# Records for this exercise

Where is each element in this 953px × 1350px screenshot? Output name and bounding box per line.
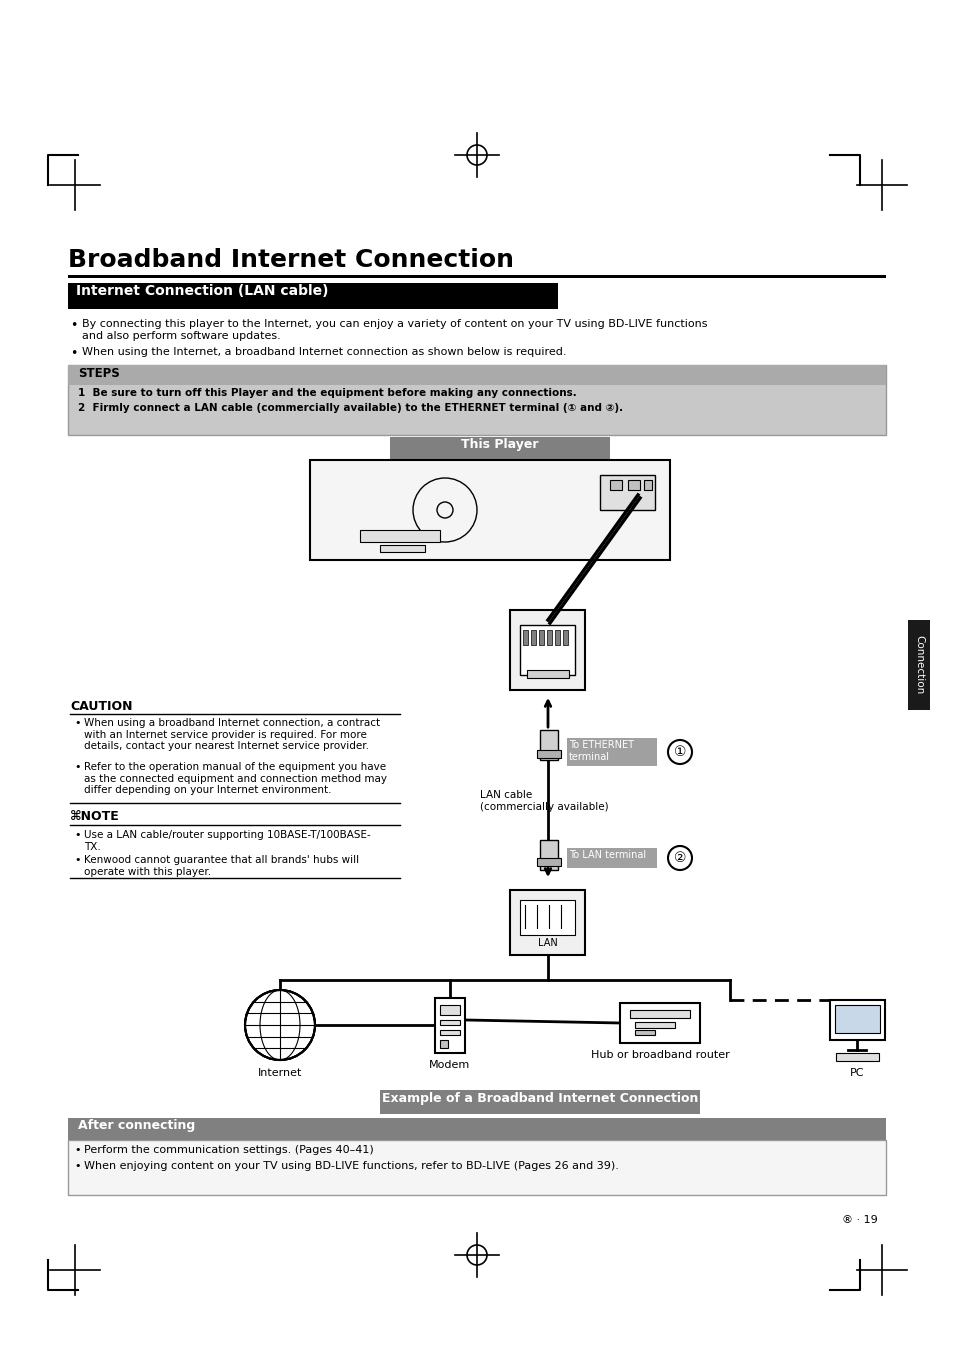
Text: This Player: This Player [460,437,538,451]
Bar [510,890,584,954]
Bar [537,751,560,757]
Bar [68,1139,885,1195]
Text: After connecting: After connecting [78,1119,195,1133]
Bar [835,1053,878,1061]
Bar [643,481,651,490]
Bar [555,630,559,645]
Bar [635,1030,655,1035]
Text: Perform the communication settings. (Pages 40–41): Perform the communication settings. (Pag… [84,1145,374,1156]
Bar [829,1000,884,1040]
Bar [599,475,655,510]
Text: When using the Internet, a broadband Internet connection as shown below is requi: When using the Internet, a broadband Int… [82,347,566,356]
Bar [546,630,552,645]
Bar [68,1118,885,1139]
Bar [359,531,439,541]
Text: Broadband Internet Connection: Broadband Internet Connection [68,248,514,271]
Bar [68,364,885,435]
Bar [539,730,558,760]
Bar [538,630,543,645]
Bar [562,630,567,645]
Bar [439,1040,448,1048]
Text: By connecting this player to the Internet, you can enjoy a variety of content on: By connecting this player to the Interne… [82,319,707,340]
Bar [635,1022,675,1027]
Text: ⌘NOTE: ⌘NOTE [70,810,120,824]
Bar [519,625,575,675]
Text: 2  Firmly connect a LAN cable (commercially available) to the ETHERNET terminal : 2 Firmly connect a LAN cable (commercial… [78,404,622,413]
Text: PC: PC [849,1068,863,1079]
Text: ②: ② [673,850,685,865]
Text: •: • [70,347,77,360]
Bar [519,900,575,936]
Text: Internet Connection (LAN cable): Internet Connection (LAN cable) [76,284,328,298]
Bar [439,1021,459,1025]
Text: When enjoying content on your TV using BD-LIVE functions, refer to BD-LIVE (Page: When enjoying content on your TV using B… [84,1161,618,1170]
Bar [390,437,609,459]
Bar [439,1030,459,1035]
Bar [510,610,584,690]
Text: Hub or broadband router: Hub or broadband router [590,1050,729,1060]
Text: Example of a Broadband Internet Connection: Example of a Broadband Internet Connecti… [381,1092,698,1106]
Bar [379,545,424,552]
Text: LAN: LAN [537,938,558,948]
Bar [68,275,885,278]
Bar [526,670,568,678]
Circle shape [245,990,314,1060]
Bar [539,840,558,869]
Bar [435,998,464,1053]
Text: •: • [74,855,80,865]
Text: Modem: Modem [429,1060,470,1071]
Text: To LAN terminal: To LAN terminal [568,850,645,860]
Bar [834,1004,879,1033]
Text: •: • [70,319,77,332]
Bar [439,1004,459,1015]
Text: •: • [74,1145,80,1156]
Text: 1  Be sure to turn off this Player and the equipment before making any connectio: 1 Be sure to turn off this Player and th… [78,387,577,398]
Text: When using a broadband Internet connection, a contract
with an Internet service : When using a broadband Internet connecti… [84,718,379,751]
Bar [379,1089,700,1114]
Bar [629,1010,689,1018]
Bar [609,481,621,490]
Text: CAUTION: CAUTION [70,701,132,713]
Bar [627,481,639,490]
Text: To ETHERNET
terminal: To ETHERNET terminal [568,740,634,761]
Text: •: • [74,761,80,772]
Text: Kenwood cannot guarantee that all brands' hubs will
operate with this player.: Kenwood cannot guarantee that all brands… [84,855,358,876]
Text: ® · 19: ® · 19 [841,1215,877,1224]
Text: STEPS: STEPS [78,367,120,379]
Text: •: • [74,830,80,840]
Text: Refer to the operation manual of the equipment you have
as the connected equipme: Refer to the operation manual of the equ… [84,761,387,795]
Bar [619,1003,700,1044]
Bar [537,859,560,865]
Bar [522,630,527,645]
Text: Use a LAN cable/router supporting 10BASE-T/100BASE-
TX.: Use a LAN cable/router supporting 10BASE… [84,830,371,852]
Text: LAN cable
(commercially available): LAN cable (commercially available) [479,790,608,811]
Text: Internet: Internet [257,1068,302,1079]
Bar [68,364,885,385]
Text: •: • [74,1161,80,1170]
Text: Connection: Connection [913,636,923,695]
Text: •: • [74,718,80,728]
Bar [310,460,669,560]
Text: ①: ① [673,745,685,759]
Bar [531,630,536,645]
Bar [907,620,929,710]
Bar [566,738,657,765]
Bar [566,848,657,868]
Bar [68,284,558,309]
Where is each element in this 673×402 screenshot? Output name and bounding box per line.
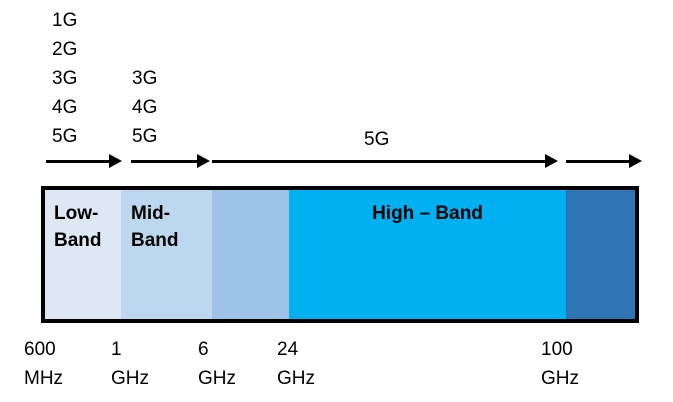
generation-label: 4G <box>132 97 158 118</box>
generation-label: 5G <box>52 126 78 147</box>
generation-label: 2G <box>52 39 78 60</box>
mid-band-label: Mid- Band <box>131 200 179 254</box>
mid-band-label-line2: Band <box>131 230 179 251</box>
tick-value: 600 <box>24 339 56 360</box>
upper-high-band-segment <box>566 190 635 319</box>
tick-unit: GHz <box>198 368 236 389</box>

# Exercise task
Retype every line of the records above verbatim, including the ones from both screenshots, and leave out the pictures.

# Answer
Where is each element in this 953px × 1350px screenshot? Output name and bounding box per line.
Text: This Player: This Player [460,437,538,451]
Bar [510,890,584,954]
Bar [537,751,560,757]
Bar [68,1139,885,1195]
Text: After connecting: After connecting [78,1119,195,1133]
Bar [835,1053,878,1061]
Bar [643,481,651,490]
Bar [555,630,559,645]
Bar [635,1030,655,1035]
Text: Perform the communication settings. (Pages 40–41): Perform the communication settings. (Pag… [84,1145,374,1156]
Bar [829,1000,884,1040]
Bar [599,475,655,510]
Text: When using the Internet, a broadband Internet connection as shown below is requi: When using the Internet, a broadband Int… [82,347,566,356]
Bar [546,630,552,645]
Bar [68,1118,885,1139]
Bar [359,531,439,541]
Text: Broadband Internet Connection: Broadband Internet Connection [68,248,514,271]
Bar [68,364,885,435]
Bar [539,730,558,760]
Bar [538,630,543,645]
Bar [562,630,567,645]
Bar [439,1040,448,1048]
Text: By connecting this player to the Internet, you can enjoy a variety of content on: By connecting this player to the Interne… [82,319,707,340]
Bar [635,1022,675,1027]
Text: ⌘NOTE: ⌘NOTE [70,810,120,824]
Bar [519,625,575,675]
Text: 2  Firmly connect a LAN cable (commercially available) to the ETHERNET terminal : 2 Firmly connect a LAN cable (commercial… [78,404,622,413]
Text: PC: PC [849,1068,863,1079]
Text: ②: ② [673,850,685,865]
Text: •: • [70,347,77,360]
Bar [519,900,575,936]
Text: Internet Connection (LAN cable): Internet Connection (LAN cable) [76,284,328,298]
Bar [439,1021,459,1025]
Text: When enjoying content on your TV using BD-LIVE functions, refer to BD-LIVE (Page: When enjoying content on your TV using B… [84,1161,618,1170]
Bar [390,437,609,459]
Bar [439,1030,459,1035]
Bar [510,610,584,690]
Text: Hub or broadband router: Hub or broadband router [590,1050,729,1060]
Text: Example of a Broadband Internet Connection: Example of a Broadband Internet Connecti… [381,1092,698,1106]
Bar [379,545,424,552]
Text: LAN: LAN [537,938,558,948]
Bar [68,275,885,278]
Bar [526,670,568,678]
Circle shape [245,990,314,1060]
Bar [539,840,558,869]
Bar [435,998,464,1053]
Text: •: • [74,855,80,865]
Text: Modem: Modem [429,1060,470,1071]
Text: To LAN terminal: To LAN terminal [568,850,645,860]
Bar [834,1004,879,1033]
Text: •: • [70,319,77,332]
Bar [439,1004,459,1015]
Text: •: • [74,1145,80,1156]
Text: 1  Be sure to turn off this Player and the equipment before making any connectio: 1 Be sure to turn off this Player and th… [78,387,577,398]
Text: When using a broadband Internet connection, a contract
with an Internet service : When using a broadband Internet connecti… [84,718,379,751]
Bar [379,1089,700,1114]
Bar [629,1010,689,1018]
Bar [609,481,621,490]
Text: CAUTION: CAUTION [70,701,132,713]
Bar [627,481,639,490]
Text: To ETHERNET
terminal: To ETHERNET terminal [568,740,634,761]
Text: •: • [74,761,80,772]
Text: Kenwood cannot guarantee that all brands' hubs will
operate with this player.: Kenwood cannot guarantee that all brands… [84,855,358,876]
Text: ® · 19: ® · 19 [841,1215,877,1224]
Text: STEPS: STEPS [78,367,120,379]
Text: •: • [74,830,80,840]
Text: Refer to the operation manual of the equipment you have
as the connected equipme: Refer to the operation manual of the equ… [84,761,387,795]
Bar [619,1003,700,1044]
Bar [537,859,560,865]
Bar [522,630,527,645]
Text: Use a LAN cable/router supporting 10BASE-T/100BASE-
TX.: Use a LAN cable/router supporting 10BASE… [84,830,371,852]
Text: LAN cable
(commercially available): LAN cable (commercially available) [479,790,608,811]
Text: Internet: Internet [257,1068,302,1079]
Bar [68,364,885,385]
Text: •: • [74,1161,80,1170]
Text: Connection: Connection [913,636,923,695]
Text: •: • [74,718,80,728]
Bar [310,460,669,560]
Text: ①: ① [673,745,685,759]
Bar [531,630,536,645]
Bar [907,620,929,710]
Bar [566,738,657,765]
Bar [566,848,657,868]
Bar [68,284,558,309]
Where is each element in this 673×402 screenshot? Output name and bounding box per line.
generation-label: 4G <box>132 97 158 118</box>
generation-label: 5G <box>52 126 78 147</box>
generation-label: 2G <box>52 39 78 60</box>
mid-band-label: Mid- Band <box>131 200 179 254</box>
mid-band-label-line2: Band <box>131 230 179 251</box>
tick-value: 600 <box>24 339 56 360</box>
upper-high-band-segment <box>566 190 635 319</box>
tick-unit: GHz <box>198 368 236 389</box>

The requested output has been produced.